(Dataset entries)
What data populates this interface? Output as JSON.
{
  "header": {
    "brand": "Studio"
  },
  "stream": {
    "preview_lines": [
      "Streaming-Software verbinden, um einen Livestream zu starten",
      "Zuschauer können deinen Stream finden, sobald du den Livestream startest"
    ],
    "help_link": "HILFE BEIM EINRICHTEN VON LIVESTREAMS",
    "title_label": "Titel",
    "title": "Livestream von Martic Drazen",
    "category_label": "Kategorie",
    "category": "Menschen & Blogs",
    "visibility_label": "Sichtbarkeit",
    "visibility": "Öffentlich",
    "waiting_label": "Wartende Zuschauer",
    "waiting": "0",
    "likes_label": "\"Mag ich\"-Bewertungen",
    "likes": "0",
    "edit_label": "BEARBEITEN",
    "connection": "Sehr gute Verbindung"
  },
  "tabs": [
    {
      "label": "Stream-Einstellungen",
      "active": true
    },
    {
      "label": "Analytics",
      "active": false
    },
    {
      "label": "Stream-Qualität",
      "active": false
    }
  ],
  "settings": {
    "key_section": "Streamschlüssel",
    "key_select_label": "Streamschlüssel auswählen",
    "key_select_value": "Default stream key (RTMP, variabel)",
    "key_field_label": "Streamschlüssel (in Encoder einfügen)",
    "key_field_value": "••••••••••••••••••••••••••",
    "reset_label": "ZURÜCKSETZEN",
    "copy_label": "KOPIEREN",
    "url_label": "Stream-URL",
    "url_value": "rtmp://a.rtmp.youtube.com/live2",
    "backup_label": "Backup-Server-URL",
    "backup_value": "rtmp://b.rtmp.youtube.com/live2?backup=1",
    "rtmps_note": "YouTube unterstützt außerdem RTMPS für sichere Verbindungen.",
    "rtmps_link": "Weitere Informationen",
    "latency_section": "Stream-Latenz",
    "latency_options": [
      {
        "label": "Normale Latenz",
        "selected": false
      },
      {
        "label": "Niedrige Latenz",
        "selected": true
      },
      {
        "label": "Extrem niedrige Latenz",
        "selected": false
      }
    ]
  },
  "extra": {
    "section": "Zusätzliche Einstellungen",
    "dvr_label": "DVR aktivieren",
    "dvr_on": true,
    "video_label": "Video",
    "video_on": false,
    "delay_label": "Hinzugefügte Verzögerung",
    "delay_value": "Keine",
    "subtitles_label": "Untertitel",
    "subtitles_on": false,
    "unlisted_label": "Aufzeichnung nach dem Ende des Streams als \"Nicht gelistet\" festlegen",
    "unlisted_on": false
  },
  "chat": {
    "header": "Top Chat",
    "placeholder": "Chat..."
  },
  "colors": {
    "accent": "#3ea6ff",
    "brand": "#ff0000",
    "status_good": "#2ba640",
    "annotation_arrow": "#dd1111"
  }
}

• [SET PROBLEM]: Your task is to quote all of the data word for word.

• [EXERCISE RESPONSE]:
What data populates this interface? Output as JSON.
{
  "header": {
    "brand": "Studio"
  },
  "stream": {
    "preview_lines": [
      "Streaming-Software verbinden, um einen Livestream zu starten",
      "Zuschauer können deinen Stream finden, sobald du den Livestream startest"
    ],
    "help_link": "HILFE BEIM EINRICHTEN VON LIVESTREAMS",
    "title_label": "Titel",
    "title": "Livestream von Martic Drazen",
    "category_label": "Kategorie",
    "category": "Menschen & Blogs",
    "visibility_label": "Sichtbarkeit",
    "visibility": "Öffentlich",
    "waiting_label": "Wartende Zuschauer",
    "waiting": "0",
    "likes_label": "\"Mag ich\"-Bewertungen",
    "likes": "0",
    "edit_label": "BEARBEITEN",
    "connection": "Sehr gute Verbindung"
  },
  "tabs": [
    {
      "label": "Stream-Einstellungen",
      "active": true
    },
    {
      "label": "Analytics",
      "active": false
    },
    {
      "label": "Stream-Qualität",
      "active": false
    }
  ],
  "settings": {
    "key_section": "Streamschlüssel",
    "key_select_label": "Streamschlüssel auswählen",
    "key_select_value": "Default stream key (RTMP, variabel)",
    "key_field_label": "Streamschlüssel (in Encoder einfügen)",
    "key_field_value": "••••••••••••••••••••••••••",
    "reset_label": "ZURÜCKSETZEN",
    "copy_label": "KOPIEREN",
    "url_label": "Stream-URL",
    "url_value": "rtmp://a.rtmp.youtube.com/live2",
    "backup_label": "Backup-Server-URL",
    "backup_value": "rtmp://b.rtmp.youtube.com/live2?backup=1",
    "rtmps_note": "YouTube unterstützt außerdem RTMPS für sichere Verbindungen.",
    "rtmps_link": "Weitere Informationen",
    "latency_section": "Stream-Latenz",
    "latency_options": [
      {
        "label": "Normale Latenz",
        "selected": false
      },
      {
        "label": "Niedrige Latenz",
        "selected": true
      },
      {
        "label": "Extrem niedrige Latenz",
        "selected": false
      }
    ]
  },
  "extra": {
    "section": "Zusätzliche Einstellungen",
    "dvr_label": "DVR aktivieren",
    "dvr_on": true,
    "video_label": "Video",
    "video_on": false,
    "delay_label": "Hinzugefügte Verzögerung",
    "delay_value": "Keine",
    "subtitles_label": "Untertitel",
    "subtitles_on": false,
    "unlisted_label": "Aufzeichnung nach dem Ende des Streams als \"Nicht gelistet\" festlegen",
    "unlisted_on": false
  },
  "chat": {
    "header": "Top Chat",
    "placeholder": "Chat..."
  },
  "colors": {
    "accent": "#3ea6ff",
    "brand": "#ff0000",
    "status_good": "#2ba640",
    "annotation_arrow": "#dd1111"
  }
}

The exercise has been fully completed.